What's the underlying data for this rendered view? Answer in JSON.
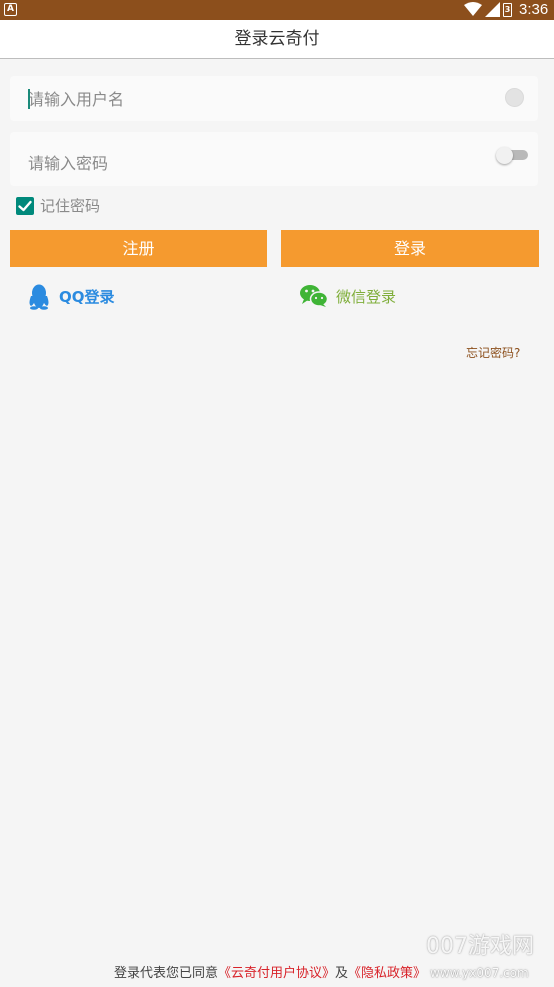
{
  "status_bar": {
    "app_icon_letter": "A",
    "battery_level": "3",
    "time": "3:36",
    "icons": [
      "app-notification-icon",
      "wifi-icon",
      "signal-icon",
      "battery-icon"
    ]
  },
  "header": {
    "title": "登录云奇付"
  },
  "form": {
    "username_placeholder": "请输入用户名",
    "password_placeholder": "请输入密码",
    "remember_label": "记住密码",
    "remember_checked": true,
    "register_label": "注册",
    "login_label": "登录"
  },
  "social": {
    "qq_label": "QQ登录",
    "wechat_label": "微信登录"
  },
  "forgot_password": "忘记密码?",
  "footer": {
    "prefix": "登录代表您已同意",
    "agreement_link": "《云奇付用户协议》",
    "conjunction": "及",
    "privacy_link": "《隐私政策》"
  },
  "watermark": {
    "brand": "007游戏网",
    "url": "www.yx007.com"
  },
  "colors": {
    "status_bar": "#8c4f1c",
    "accent_button": "#f59a2f",
    "checkbox": "#00897b",
    "qq_blue": "#2b8be0",
    "wechat_green": "#7fae3a",
    "link_red": "#d8232a",
    "forgot_brown": "#8c4f1c"
  }
}
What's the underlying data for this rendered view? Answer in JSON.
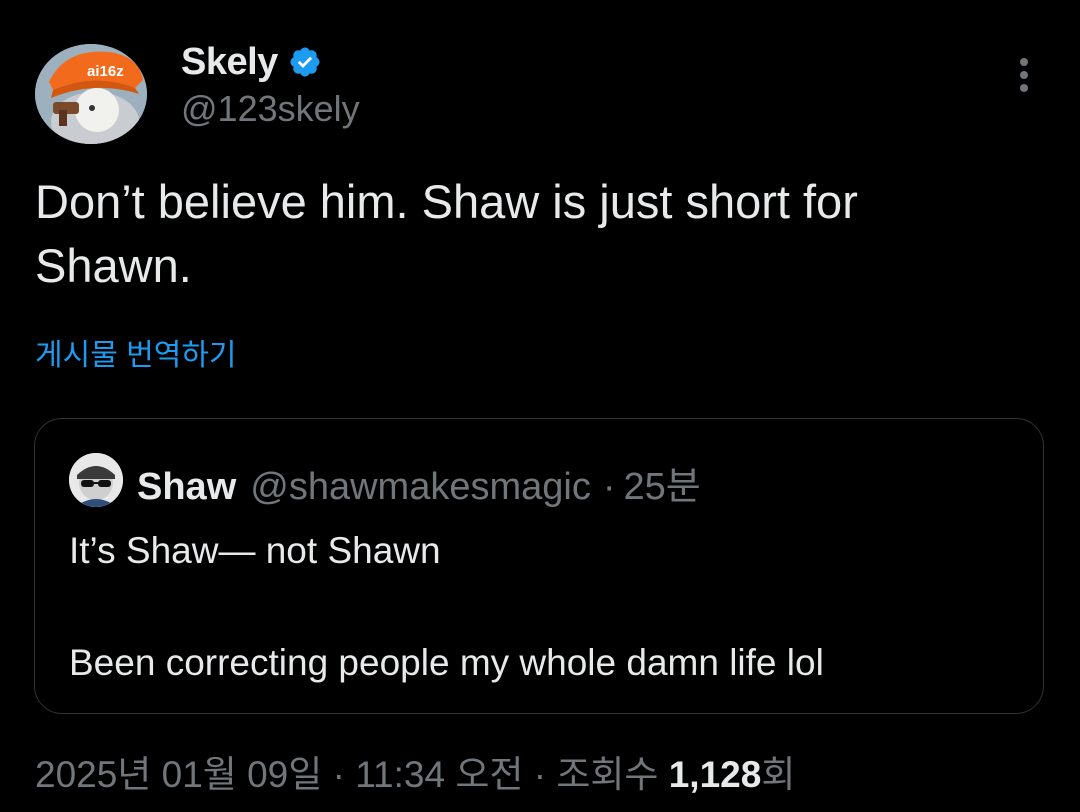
{
  "author": {
    "display_name": "Skely",
    "handle": "@123skely",
    "verified": true,
    "avatar_icon": "avatar-cap-character-icon",
    "cap_text": "ai16z"
  },
  "tweet": {
    "text": "Don’t believe him. Shaw is just short for\nShawn.",
    "translate_label": "게시물 번역하기"
  },
  "quoted_tweet": {
    "display_name": "Shaw",
    "handle": "@shawmakesmagic",
    "separator": "·",
    "time": "25분",
    "text": "It’s Shaw— not Shawn\n\nBeen correcting people my whole damn life lol",
    "avatar_icon": "avatar-sunglasses-icon"
  },
  "meta": {
    "date": "2025년 01월 09일",
    "sep1": " · ",
    "time": "11:34 오전",
    "sep2": " · ",
    "views_label": "조회수 ",
    "views_count": "1,128",
    "views_suffix": "회"
  },
  "colors": {
    "background": "#000000",
    "text": "#e7e9ea",
    "secondary": "#71767b",
    "link": "#1d9bf0",
    "border": "#2f3336"
  }
}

┄┄┄┄┄┄┄┄┄┄┄┄┄┄┄┄┄┄┄┄

The exercise — Each entry above is to be written out again unchanged, apart from the pictures, which are left out.

Response to this exercise —
What's the underlying data for this rendered view? Answer in JSON.
{
  "status_bar": {
    "app_icon_letter": "A",
    "battery_level": "3",
    "time": "3:36",
    "icons": [
      "app-notification-icon",
      "wifi-icon",
      "signal-icon",
      "battery-icon"
    ]
  },
  "header": {
    "title": "登录云奇付"
  },
  "form": {
    "username_placeholder": "请输入用户名",
    "password_placeholder": "请输入密码",
    "remember_label": "记住密码",
    "remember_checked": true,
    "register_label": "注册",
    "login_label": "登录"
  },
  "social": {
    "qq_label": "QQ登录",
    "wechat_label": "微信登录"
  },
  "forgot_password": "忘记密码?",
  "footer": {
    "prefix": "登录代表您已同意",
    "agreement_link": "《云奇付用户协议》",
    "conjunction": "及",
    "privacy_link": "《隐私政策》"
  },
  "watermark": {
    "brand": "007游戏网",
    "url": "www.yx007.com"
  },
  "colors": {
    "status_bar": "#8c4f1c",
    "accent_button": "#f59a2f",
    "checkbox": "#00897b",
    "qq_blue": "#2b8be0",
    "wechat_green": "#7fae3a",
    "link_red": "#d8232a",
    "forgot_brown": "#8c4f1c"
  }
}
What's the underlying data for this rendered view? Answer in JSON.
{
  "author": {
    "display_name": "Skely",
    "handle": "@123skely",
    "verified": true,
    "avatar_icon": "avatar-cap-character-icon",
    "cap_text": "ai16z"
  },
  "tweet": {
    "text": "Don’t believe him. Shaw is just short for\nShawn.",
    "translate_label": "게시물 번역하기"
  },
  "quoted_tweet": {
    "display_name": "Shaw",
    "handle": "@shawmakesmagic",
    "separator": "·",
    "time": "25분",
    "text": "It’s Shaw— not Shawn\n\nBeen correcting people my whole damn life lol",
    "avatar_icon": "avatar-sunglasses-icon"
  },
  "meta": {
    "date": "2025년 01월 09일",
    "sep1": " · ",
    "time": "11:34 오전",
    "sep2": " · ",
    "views_label": "조회수 ",
    "views_count": "1,128",
    "views_suffix": "회"
  },
  "colors": {
    "background": "#000000",
    "text": "#e7e9ea",
    "secondary": "#71767b",
    "link": "#1d9bf0",
    "border": "#2f3336"
  }
}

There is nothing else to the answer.